#### EXCERPTED RECORDS:
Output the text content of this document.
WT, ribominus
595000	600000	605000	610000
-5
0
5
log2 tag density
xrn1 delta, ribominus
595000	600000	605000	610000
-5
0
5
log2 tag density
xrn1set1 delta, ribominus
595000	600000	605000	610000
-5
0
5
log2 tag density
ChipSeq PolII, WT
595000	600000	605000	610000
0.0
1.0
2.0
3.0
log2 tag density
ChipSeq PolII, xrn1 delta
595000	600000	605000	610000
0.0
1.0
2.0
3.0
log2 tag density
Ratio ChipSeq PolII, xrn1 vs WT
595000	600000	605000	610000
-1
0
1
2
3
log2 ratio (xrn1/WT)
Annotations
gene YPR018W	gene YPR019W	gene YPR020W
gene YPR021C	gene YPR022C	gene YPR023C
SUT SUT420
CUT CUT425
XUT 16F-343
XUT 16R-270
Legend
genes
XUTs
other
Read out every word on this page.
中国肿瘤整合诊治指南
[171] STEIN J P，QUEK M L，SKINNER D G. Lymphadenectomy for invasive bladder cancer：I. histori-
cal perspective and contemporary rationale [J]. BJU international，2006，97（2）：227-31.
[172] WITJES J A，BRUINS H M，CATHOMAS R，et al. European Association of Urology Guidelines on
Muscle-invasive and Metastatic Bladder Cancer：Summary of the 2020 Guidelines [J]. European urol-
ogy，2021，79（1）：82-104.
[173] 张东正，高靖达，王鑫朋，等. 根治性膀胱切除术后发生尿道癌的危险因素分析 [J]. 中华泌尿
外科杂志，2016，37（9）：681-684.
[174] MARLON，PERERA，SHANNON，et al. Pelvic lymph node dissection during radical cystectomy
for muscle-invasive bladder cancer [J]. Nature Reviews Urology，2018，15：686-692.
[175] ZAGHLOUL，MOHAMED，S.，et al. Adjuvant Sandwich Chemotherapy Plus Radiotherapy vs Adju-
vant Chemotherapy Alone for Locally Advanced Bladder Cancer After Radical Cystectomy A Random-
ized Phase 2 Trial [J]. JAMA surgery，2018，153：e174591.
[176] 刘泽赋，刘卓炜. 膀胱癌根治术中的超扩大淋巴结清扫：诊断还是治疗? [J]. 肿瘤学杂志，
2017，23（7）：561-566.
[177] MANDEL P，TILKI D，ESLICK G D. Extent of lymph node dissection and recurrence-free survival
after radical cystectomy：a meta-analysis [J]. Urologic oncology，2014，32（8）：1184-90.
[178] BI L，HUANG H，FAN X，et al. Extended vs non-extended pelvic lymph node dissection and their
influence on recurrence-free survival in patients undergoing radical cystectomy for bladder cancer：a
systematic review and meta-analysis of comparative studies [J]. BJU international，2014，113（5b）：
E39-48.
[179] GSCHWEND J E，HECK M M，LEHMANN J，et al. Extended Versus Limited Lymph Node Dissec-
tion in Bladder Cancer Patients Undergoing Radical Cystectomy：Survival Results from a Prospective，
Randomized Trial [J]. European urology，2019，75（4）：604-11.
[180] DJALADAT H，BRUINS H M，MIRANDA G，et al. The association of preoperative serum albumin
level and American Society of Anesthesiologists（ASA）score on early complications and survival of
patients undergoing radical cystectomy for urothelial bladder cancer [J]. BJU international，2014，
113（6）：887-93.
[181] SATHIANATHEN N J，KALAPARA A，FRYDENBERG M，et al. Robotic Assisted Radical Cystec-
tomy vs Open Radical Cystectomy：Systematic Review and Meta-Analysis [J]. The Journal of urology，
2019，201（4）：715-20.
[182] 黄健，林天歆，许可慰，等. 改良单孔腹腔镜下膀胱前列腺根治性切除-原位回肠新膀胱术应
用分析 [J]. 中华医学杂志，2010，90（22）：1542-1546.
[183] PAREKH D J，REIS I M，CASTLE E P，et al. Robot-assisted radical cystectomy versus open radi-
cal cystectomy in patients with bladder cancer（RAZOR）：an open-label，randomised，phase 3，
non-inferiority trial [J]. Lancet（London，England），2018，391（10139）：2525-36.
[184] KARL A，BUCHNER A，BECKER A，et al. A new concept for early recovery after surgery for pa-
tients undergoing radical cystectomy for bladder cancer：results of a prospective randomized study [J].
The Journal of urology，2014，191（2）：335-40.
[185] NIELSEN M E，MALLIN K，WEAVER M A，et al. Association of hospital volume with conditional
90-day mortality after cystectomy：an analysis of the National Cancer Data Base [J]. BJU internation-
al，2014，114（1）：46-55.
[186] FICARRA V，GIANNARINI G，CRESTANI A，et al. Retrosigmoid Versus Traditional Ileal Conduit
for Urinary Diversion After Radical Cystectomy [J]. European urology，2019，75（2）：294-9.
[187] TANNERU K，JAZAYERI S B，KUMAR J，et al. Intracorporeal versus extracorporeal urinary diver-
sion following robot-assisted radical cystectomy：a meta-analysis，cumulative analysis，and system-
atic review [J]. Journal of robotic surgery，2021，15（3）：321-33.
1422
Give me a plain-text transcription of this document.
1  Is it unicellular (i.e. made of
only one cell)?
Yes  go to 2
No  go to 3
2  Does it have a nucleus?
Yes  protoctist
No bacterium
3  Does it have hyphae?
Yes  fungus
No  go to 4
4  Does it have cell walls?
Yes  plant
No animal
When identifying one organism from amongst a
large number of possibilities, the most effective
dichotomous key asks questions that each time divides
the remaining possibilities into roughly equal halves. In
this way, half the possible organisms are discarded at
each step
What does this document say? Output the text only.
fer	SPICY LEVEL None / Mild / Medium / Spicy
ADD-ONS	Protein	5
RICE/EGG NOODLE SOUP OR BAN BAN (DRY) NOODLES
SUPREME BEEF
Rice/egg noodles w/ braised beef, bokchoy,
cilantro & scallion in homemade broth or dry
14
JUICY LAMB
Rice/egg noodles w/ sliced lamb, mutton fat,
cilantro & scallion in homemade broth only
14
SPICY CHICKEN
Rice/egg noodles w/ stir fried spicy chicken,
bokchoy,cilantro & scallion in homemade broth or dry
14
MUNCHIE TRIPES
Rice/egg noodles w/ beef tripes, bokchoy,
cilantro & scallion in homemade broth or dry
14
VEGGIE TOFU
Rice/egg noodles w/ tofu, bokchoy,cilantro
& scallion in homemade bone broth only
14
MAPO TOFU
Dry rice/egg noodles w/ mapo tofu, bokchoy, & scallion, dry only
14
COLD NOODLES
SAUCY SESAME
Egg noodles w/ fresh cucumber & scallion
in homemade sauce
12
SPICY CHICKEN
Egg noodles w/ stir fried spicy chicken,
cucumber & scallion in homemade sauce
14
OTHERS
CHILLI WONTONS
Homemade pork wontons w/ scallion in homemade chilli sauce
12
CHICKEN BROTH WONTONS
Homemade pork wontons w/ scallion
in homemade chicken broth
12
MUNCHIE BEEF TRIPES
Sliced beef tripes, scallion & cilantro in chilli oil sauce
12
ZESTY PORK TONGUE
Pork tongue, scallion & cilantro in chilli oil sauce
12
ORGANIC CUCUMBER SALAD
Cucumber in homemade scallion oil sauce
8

#### TASK STATEMENT:
Retype all of the material above. Do not alter a single word.

#### TASK RESPONSE:
Output the text content of this document.
WT, ribominus
595000	600000	605000	610000
-5
0
5
log2 tag density
xrn1 delta, ribominus
595000	600000	605000	610000
-5
0
5
log2 tag density
xrn1set1 delta, ribominus
595000	600000	605000	610000
-5
0
5
log2 tag density
ChipSeq PolII, WT
595000	600000	605000	610000
0.0
1.0
2.0
3.0
log2 tag density
ChipSeq PolII, xrn1 delta
595000	600000	605000	610000
0.0
1.0
2.0
3.0
log2 tag density
Ratio ChipSeq PolII, xrn1 vs WT
595000	600000	605000	610000
-1
0
1
2
3
log2 ratio (xrn1/WT)
Annotations
gene YPR018W	gene YPR019W	gene YPR020W
gene YPR021C	gene YPR022C	gene YPR023C
SUT SUT420
CUT CUT425
XUT 16F-343
XUT 16R-270
Legend
genes
XUTs
other
Read out every word on this page.
中国肿瘤整合诊治指南
[171] STEIN J P，QUEK M L，SKINNER D G. Lymphadenectomy for invasive bladder cancer：I. histori-
cal perspective and contemporary rationale [J]. BJU international，2006，97（2）：227-31.
[172] WITJES J A，BRUINS H M，CATHOMAS R，et al. European Association of Urology Guidelines on
Muscle-invasive and Metastatic Bladder Cancer：Summary of the 2020 Guidelines [J]. European urol-
ogy，2021，79（1）：82-104.
[173] 张东正，高靖达，王鑫朋，等. 根治性膀胱切除术后发生尿道癌的危险因素分析 [J]. 中华泌尿
外科杂志，2016，37（9）：681-684.
[174] MARLON，PERERA，SHANNON，et al. Pelvic lymph node dissection during radical cystectomy
for muscle-invasive bladder cancer [J]. Nature Reviews Urology，2018，15：686-692.
[175] ZAGHLOUL，MOHAMED，S.，et al. Adjuvant Sandwich Chemotherapy Plus Radiotherapy vs Adju-
vant Chemotherapy Alone for Locally Advanced Bladder Cancer After Radical Cystectomy A Random-
ized Phase 2 Trial [J]. JAMA surgery，2018，153：e174591.
[176] 刘泽赋，刘卓炜. 膀胱癌根治术中的超扩大淋巴结清扫：诊断还是治疗? [J]. 肿瘤学杂志，
2017，23（7）：561-566.
[177] MANDEL P，TILKI D，ESLICK G D. Extent of lymph node dissection and recurrence-free survival
after radical cystectomy：a meta-analysis [J]. Urologic oncology，2014，32（8）：1184-90.
[178] BI L，HUANG H，FAN X，et al. Extended vs non-extended pelvic lymph node dissection and their
influence on recurrence-free survival in patients undergoing radical cystectomy for bladder cancer：a
systematic review and meta-analysis of comparative studies [J]. BJU international，2014，113（5b）：
E39-48.
[179] GSCHWEND J E，HECK M M，LEHMANN J，et al. Extended Versus Limited Lymph Node Dissec-
tion in Bladder Cancer Patients Undergoing Radical Cystectomy：Survival Results from a Prospective，
Randomized Trial [J]. European urology，2019，75（4）：604-11.
[180] DJALADAT H，BRUINS H M，MIRANDA G，et al. The association of preoperative serum albumin
level and American Society of Anesthesiologists（ASA）score on early complications and survival of
patients undergoing radical cystectomy for urothelial bladder cancer [J]. BJU international，2014，
113（6）：887-93.
[181] SATHIANATHEN N J，KALAPARA A，FRYDENBERG M，et al. Robotic Assisted Radical Cystec-
tomy vs Open Radical Cystectomy：Systematic Review and Meta-Analysis [J]. The Journal of urology，
2019，201（4）：715-20.
[182] 黄健，林天歆，许可慰，等. 改良单孔腹腔镜下膀胱前列腺根治性切除-原位回肠新膀胱术应
用分析 [J]. 中华医学杂志，2010，90（22）：1542-1546.
[183] PAREKH D J，REIS I M，CASTLE E P，et al. Robot-assisted radical cystectomy versus open radi-
cal cystectomy in patients with bladder cancer（RAZOR）：an open-label，randomised，phase 3，
non-inferiority trial [J]. Lancet（London，England），2018，391（10139）：2525-36.
[184] KARL A，BUCHNER A，BECKER A，et al. A new concept for early recovery after surgery for pa-
tients undergoing radical cystectomy for bladder cancer：results of a prospective randomized study [J].
The Journal of urology，2014，191（2）：335-40.
[185] NIELSEN M E，MALLIN K，WEAVER M A，et al. Association of hospital volume with conditional
90-day mortality after cystectomy：an analysis of the National Cancer Data Base [J]. BJU internation-
al，2014，114（1）：46-55.
[186] FICARRA V，GIANNARINI G，CRESTANI A，et al. Retrosigmoid Versus Traditional Ileal Conduit
for Urinary Diversion After Radical Cystectomy [J]. European urology，2019，75（2）：294-9.
[187] TANNERU K，JAZAYERI S B，KUMAR J，et al. Intracorporeal versus extracorporeal urinary diver-
sion following robot-assisted radical cystectomy：a meta-analysis，cumulative analysis，and system-
atic review [J]. Journal of robotic surgery，2021，15（3）：321-33.
1422
Give me a plain-text transcription of this document.
1  Is it unicellular (i.e. made of
only one cell)?
Yes  go to 2
No  go to 3
2  Does it have a nucleus?
Yes  protoctist
No bacterium
3  Does it have hyphae?
Yes  fungus
No  go to 4
4  Does it have cell walls?
Yes  plant
No animal
When identifying one organism from amongst a
large number of possibilities, the most effective
dichotomous key asks questions that each time divides
the remaining possibilities into roughly equal halves. In
this way, half the possible organisms are discarded at
each step
What does this document say? Output the text only.
fer	SPICY LEVEL None / Mild / Medium / Spicy
ADD-ONS	Protein	5
RICE/EGG NOODLE SOUP OR BAN BAN (DRY) NOODLES
SUPREME BEEF
Rice/egg noodles w/ braised beef, bokchoy,
cilantro & scallion in homemade broth or dry
14
JUICY LAMB
Rice/egg noodles w/ sliced lamb, mutton fat,
cilantro & scallion in homemade broth only
14
SPICY CHICKEN
Rice/egg noodles w/ stir fried spicy chicken,
bokchoy,cilantro & scallion in homemade broth or dry
14
MUNCHIE TRIPES
Rice/egg noodles w/ beef tripes, bokchoy,
cilantro & scallion in homemade broth or dry
14
VEGGIE TOFU
Rice/egg noodles w/ tofu, bokchoy,cilantro
& scallion in homemade bone broth only
14
MAPO TOFU
Dry rice/egg noodles w/ mapo tofu, bokchoy, & scallion, dry only
14
COLD NOODLES
SAUCY SESAME
Egg noodles w/ fresh cucumber & scallion
in homemade sauce
12
SPICY CHICKEN
Egg noodles w/ stir fried spicy chicken,
cucumber & scallion in homemade sauce
14
OTHERS
CHILLI WONTONS
Homemade pork wontons w/ scallion in homemade chilli sauce
12
CHICKEN BROTH WONTONS
Homemade pork wontons w/ scallion
in homemade chicken broth
12
MUNCHIE BEEF TRIPES
Sliced beef tripes, scallion & cilantro in chilli oil sauce
12
ZESTY PORK TONGUE
Pork tongue, scallion & cilantro in chilli oil sauce
12
ORGANIC CUCUMBER SALAD
Cucumber in homemade scallion oil sauce
8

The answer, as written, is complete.